▶ YOUR OBJECTIVE
Nothing may be dropped or altered: reproduce all the data.

-- begin MATERIALS PROVIDED --

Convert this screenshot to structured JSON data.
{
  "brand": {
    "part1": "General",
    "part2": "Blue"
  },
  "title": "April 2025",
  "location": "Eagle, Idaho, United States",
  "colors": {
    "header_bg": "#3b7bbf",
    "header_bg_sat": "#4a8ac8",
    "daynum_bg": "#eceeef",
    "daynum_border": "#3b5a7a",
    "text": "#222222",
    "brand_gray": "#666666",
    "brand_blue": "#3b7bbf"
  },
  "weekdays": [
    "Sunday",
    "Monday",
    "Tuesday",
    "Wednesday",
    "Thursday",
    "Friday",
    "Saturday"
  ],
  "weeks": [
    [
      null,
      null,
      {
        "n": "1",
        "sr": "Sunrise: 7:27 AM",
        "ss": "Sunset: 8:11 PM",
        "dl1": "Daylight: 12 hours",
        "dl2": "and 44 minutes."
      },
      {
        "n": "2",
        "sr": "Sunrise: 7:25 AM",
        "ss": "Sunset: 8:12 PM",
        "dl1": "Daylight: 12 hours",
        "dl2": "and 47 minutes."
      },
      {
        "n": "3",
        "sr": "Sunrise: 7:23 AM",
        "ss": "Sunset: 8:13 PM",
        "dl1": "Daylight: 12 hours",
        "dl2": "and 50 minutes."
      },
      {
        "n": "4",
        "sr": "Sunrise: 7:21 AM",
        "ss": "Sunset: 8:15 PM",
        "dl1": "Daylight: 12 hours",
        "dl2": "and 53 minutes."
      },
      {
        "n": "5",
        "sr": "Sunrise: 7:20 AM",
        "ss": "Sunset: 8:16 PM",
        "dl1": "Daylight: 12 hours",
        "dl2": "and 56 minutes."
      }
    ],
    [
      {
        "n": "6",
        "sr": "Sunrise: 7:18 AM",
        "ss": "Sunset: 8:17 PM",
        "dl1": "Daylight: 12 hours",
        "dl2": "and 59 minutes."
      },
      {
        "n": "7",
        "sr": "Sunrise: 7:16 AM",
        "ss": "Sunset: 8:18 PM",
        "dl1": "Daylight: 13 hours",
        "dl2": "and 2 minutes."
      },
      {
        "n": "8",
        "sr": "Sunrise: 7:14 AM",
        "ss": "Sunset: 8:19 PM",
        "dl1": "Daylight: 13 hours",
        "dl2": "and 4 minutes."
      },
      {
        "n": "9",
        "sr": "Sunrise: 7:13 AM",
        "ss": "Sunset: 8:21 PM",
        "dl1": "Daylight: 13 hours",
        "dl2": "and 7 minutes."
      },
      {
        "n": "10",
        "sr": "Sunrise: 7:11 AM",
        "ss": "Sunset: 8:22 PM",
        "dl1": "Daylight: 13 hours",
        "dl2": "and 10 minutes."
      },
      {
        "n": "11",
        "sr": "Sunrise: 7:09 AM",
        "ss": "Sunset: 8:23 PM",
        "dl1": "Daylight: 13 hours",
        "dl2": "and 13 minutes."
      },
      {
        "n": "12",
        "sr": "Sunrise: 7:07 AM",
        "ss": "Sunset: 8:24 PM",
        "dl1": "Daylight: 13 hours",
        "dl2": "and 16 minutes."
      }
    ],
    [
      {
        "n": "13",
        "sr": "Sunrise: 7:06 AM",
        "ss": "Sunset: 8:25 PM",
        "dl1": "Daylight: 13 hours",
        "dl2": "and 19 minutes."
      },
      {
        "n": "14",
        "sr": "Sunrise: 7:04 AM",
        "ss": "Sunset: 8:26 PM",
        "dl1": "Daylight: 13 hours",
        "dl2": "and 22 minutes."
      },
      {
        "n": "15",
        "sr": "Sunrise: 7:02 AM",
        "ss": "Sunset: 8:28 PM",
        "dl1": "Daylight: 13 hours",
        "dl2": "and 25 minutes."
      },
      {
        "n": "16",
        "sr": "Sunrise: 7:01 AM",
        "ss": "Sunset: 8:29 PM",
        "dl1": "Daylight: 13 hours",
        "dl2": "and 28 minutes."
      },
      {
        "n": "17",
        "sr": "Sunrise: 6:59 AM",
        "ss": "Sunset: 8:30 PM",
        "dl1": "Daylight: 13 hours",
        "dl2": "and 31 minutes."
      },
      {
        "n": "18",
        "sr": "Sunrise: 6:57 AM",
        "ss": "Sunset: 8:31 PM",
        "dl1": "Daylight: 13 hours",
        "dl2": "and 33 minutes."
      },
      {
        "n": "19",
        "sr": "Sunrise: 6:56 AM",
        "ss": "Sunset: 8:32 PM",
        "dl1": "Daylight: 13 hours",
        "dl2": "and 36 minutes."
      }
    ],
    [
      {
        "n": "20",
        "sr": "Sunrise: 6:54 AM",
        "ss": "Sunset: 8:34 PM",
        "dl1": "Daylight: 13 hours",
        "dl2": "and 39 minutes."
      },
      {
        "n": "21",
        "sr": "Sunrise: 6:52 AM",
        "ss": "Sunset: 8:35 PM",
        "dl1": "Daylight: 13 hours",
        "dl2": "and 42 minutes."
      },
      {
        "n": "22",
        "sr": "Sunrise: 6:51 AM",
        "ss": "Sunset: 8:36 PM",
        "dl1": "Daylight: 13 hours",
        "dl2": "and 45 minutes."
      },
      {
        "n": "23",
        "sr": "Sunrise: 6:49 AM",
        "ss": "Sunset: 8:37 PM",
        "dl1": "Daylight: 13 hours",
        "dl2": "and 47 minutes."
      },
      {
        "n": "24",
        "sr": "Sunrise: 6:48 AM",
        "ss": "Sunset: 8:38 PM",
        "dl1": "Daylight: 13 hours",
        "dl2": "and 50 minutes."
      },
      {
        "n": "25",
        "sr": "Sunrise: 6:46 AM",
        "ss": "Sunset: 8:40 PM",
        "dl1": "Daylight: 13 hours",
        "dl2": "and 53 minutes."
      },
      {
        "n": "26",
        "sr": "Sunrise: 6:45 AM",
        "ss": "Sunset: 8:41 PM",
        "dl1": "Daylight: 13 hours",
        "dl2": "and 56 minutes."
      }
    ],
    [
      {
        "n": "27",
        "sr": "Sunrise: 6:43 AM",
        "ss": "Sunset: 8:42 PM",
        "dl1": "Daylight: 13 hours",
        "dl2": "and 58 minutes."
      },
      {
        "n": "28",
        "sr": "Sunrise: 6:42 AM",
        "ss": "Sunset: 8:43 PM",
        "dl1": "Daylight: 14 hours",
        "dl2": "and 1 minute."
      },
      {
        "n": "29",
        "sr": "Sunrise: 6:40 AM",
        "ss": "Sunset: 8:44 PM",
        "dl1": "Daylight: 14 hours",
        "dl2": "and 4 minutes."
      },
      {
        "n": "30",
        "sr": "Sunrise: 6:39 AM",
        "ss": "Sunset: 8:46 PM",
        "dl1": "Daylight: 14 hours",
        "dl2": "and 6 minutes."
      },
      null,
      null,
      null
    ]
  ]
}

-- end MATERIALS PROVIDED --

▶ SOLUTION FOR THIS TASK
Convert this screenshot to structured JSON data.
{
  "brand": {
    "part1": "General",
    "part2": "Blue"
  },
  "title": "April 2025",
  "location": "Eagle, Idaho, United States",
  "colors": {
    "header_bg": "#3b7bbf",
    "header_bg_sat": "#4a8ac8",
    "daynum_bg": "#eceeef",
    "daynum_border": "#3b5a7a",
    "text": "#222222",
    "brand_gray": "#666666",
    "brand_blue": "#3b7bbf"
  },
  "weekdays": [
    "Sunday",
    "Monday",
    "Tuesday",
    "Wednesday",
    "Thursday",
    "Friday",
    "Saturday"
  ],
  "weeks": [
    [
      null,
      null,
      {
        "n": "1",
        "sr": "Sunrise: 7:27 AM",
        "ss": "Sunset: 8:11 PM",
        "dl1": "Daylight: 12 hours",
        "dl2": "and 44 minutes."
      },
      {
        "n": "2",
        "sr": "Sunrise: 7:25 AM",
        "ss": "Sunset: 8:12 PM",
        "dl1": "Daylight: 12 hours",
        "dl2": "and 47 minutes."
      },
      {
        "n": "3",
        "sr": "Sunrise: 7:23 AM",
        "ss": "Sunset: 8:13 PM",
        "dl1": "Daylight: 12 hours",
        "dl2": "and 50 minutes."
      },
      {
        "n": "4",
        "sr": "Sunrise: 7:21 AM",
        "ss": "Sunset: 8:15 PM",
        "dl1": "Daylight: 12 hours",
        "dl2": "and 53 minutes."
      },
      {
        "n": "5",
        "sr": "Sunrise: 7:20 AM",
        "ss": "Sunset: 8:16 PM",
        "dl1": "Daylight: 12 hours",
        "dl2": "and 56 minutes."
      }
    ],
    [
      {
        "n": "6",
        "sr": "Sunrise: 7:18 AM",
        "ss": "Sunset: 8:17 PM",
        "dl1": "Daylight: 12 hours",
        "dl2": "and 59 minutes."
      },
      {
        "n": "7",
        "sr": "Sunrise: 7:16 AM",
        "ss": "Sunset: 8:18 PM",
        "dl1": "Daylight: 13 hours",
        "dl2": "and 2 minutes."
      },
      {
        "n": "8",
        "sr": "Sunrise: 7:14 AM",
        "ss": "Sunset: 8:19 PM",
        "dl1": "Daylight: 13 hours",
        "dl2": "and 4 minutes."
      },
      {
        "n": "9",
        "sr": "Sunrise: 7:13 AM",
        "ss": "Sunset: 8:21 PM",
        "dl1": "Daylight: 13 hours",
        "dl2": "and 7 minutes."
      },
      {
        "n": "10",
        "sr": "Sunrise: 7:11 AM",
        "ss": "Sunset: 8:22 PM",
        "dl1": "Daylight: 13 hours",
        "dl2": "and 10 minutes."
      },
      {
        "n": "11",
        "sr": "Sunrise: 7:09 AM",
        "ss": "Sunset: 8:23 PM",
        "dl1": "Daylight: 13 hours",
        "dl2": "and 13 minutes."
      },
      {
        "n": "12",
        "sr": "Sunrise: 7:07 AM",
        "ss": "Sunset: 8:24 PM",
        "dl1": "Daylight: 13 hours",
        "dl2": "and 16 minutes."
      }
    ],
    [
      {
        "n": "13",
        "sr": "Sunrise: 7:06 AM",
        "ss": "Sunset: 8:25 PM",
        "dl1": "Daylight: 13 hours",
        "dl2": "and 19 minutes."
      },
      {
        "n": "14",
        "sr": "Sunrise: 7:04 AM",
        "ss": "Sunset: 8:26 PM",
        "dl1": "Daylight: 13 hours",
        "dl2": "and 22 minutes."
      },
      {
        "n": "15",
        "sr": "Sunrise: 7:02 AM",
        "ss": "Sunset: 8:28 PM",
        "dl1": "Daylight: 13 hours",
        "dl2": "and 25 minutes."
      },
      {
        "n": "16",
        "sr": "Sunrise: 7:01 AM",
        "ss": "Sunset: 8:29 PM",
        "dl1": "Daylight: 13 hours",
        "dl2": "and 28 minutes."
      },
      {
        "n": "17",
        "sr": "Sunrise: 6:59 AM",
        "ss": "Sunset: 8:30 PM",
        "dl1": "Daylight: 13 hours",
        "dl2": "and 31 minutes."
      },
      {
        "n": "18",
        "sr": "Sunrise: 6:57 AM",
        "ss": "Sunset: 8:31 PM",
        "dl1": "Daylight: 13 hours",
        "dl2": "and 33 minutes."
      },
      {
        "n": "19",
        "sr": "Sunrise: 6:56 AM",
        "ss": "Sunset: 8:32 PM",
        "dl1": "Daylight: 13 hours",
        "dl2": "and 36 minutes."
      }
    ],
    [
      {
        "n": "20",
        "sr": "Sunrise: 6:54 AM",
        "ss": "Sunset: 8:34 PM",
        "dl1": "Daylight: 13 hours",
        "dl2": "and 39 minutes."
      },
      {
        "n": "21",
        "sr": "Sunrise: 6:52 AM",
        "ss": "Sunset: 8:35 PM",
        "dl1": "Daylight: 13 hours",
        "dl2": "and 42 minutes."
      },
      {
        "n": "22",
        "sr": "Sunrise: 6:51 AM",
        "ss": "Sunset: 8:36 PM",
        "dl1": "Daylight: 13 hours",
        "dl2": "and 45 minutes."
      },
      {
        "n": "23",
        "sr": "Sunrise: 6:49 AM",
        "ss": "Sunset: 8:37 PM",
        "dl1": "Daylight: 13 hours",
        "dl2": "and 47 minutes."
      },
      {
        "n": "24",
        "sr": "Sunrise: 6:48 AM",
        "ss": "Sunset: 8:38 PM",
        "dl1": "Daylight: 13 hours",
        "dl2": "and 50 minutes."
      },
      {
        "n": "25",
        "sr": "Sunrise: 6:46 AM",
        "ss": "Sunset: 8:40 PM",
        "dl1": "Daylight: 13 hours",
        "dl2": "and 53 minutes."
      },
      {
        "n": "26",
        "sr": "Sunrise: 6:45 AM",
        "ss": "Sunset: 8:41 PM",
        "dl1": "Daylight: 13 hours",
        "dl2": "and 56 minutes."
      }
    ],
    [
      {
        "n": "27",
        "sr": "Sunrise: 6:43 AM",
        "ss": "Sunset: 8:42 PM",
        "dl1": "Daylight: 13 hours",
        "dl2": "and 58 minutes."
      },
      {
        "n": "28",
        "sr": "Sunrise: 6:42 AM",
        "ss": "Sunset: 8:43 PM",
        "dl1": "Daylight: 14 hours",
        "dl2": "and 1 minute."
      },
      {
        "n": "29",
        "sr": "Sunrise: 6:40 AM",
        "ss": "Sunset: 8:44 PM",
        "dl1": "Daylight: 14 hours",
        "dl2": "and 4 minutes."
      },
      {
        "n": "30",
        "sr": "Sunrise: 6:39 AM",
        "ss": "Sunset: 8:46 PM",
        "dl1": "Daylight: 14 hours",
        "dl2": "and 6 minutes."
      },
      null,
      null,
      null
    ]
  ]
}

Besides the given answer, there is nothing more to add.